[start Dataset extract]

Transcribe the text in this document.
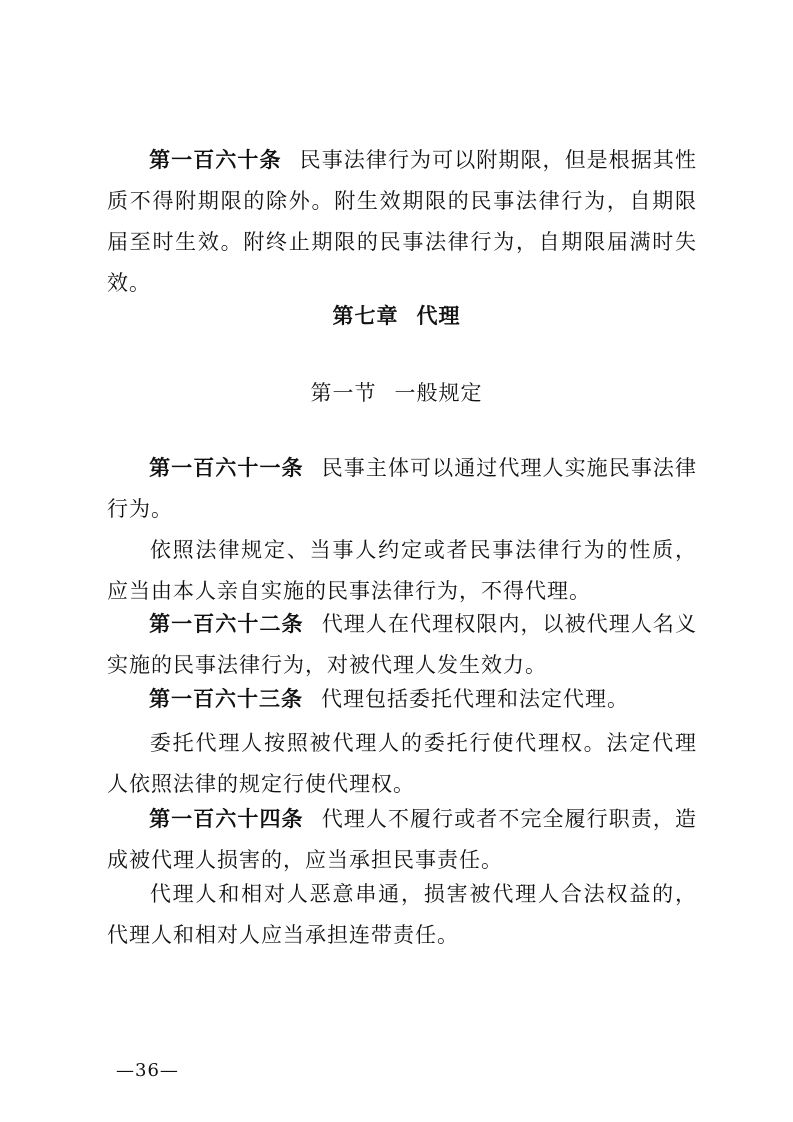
第一百六十条 民事法律行为可以附期限，但是根据其性质不得附期限的除外。附生效期限的民事法律行为，自期限届至时生效。附终止期限的民事法律行为，自期限届满时失效。

第七章 代理

第一节 一般规定

第一百六十一条 民事主体可以通过代理人实施民事法律行为。

依照法律规定、当事人约定或者民事法律行为的性质，应当由本人亲自实施的民事法律行为，不得代理。

第一百六十二条 代理人在代理权限内，以被代理人名义实施的民事法律行为，对被代理人发生效力。

第一百六十三条 代理包括委托代理和法定代理。

委托代理人按照被代理人的委托行使代理权。法定代理人依照法律的规定行使代理权。

第一百六十四条 代理人不履行或者不完全履行职责，造成被代理人损害的，应当承担民事责任。

代理人和相对人恶意串通，损害被代理人合法权益的，代理人和相对人应当承担连带责任。

—36—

[end Dataset extract]

Aim of the exercise ▸
Transcribe the records verbatim and omit the images.

Response ▸
Transcribe the text in this document.
第一百六十条 民事法律行为可以附期限，但是根据其性质不得附期限的除外。附生效期限的民事法律行为，自期限届至时生效。附终止期限的民事法律行为，自期限届满时失效。

第七章 代理

第一节 一般规定

第一百六十一条 民事主体可以通过代理人实施民事法律行为。

依照法律规定、当事人约定或者民事法律行为的性质，应当由本人亲自实施的民事法律行为，不得代理。

第一百六十二条 代理人在代理权限内，以被代理人名义实施的民事法律行为，对被代理人发生效力。

第一百六十三条 代理包括委托代理和法定代理。

委托代理人按照被代理人的委托行使代理权。法定代理人依照法律的规定行使代理权。

第一百六十四条 代理人不履行或者不完全履行职责，造成被代理人损害的，应当承担民事责任。

代理人和相对人恶意串通，损害被代理人合法权益的，代理人和相对人应当承担连带责任。

—36—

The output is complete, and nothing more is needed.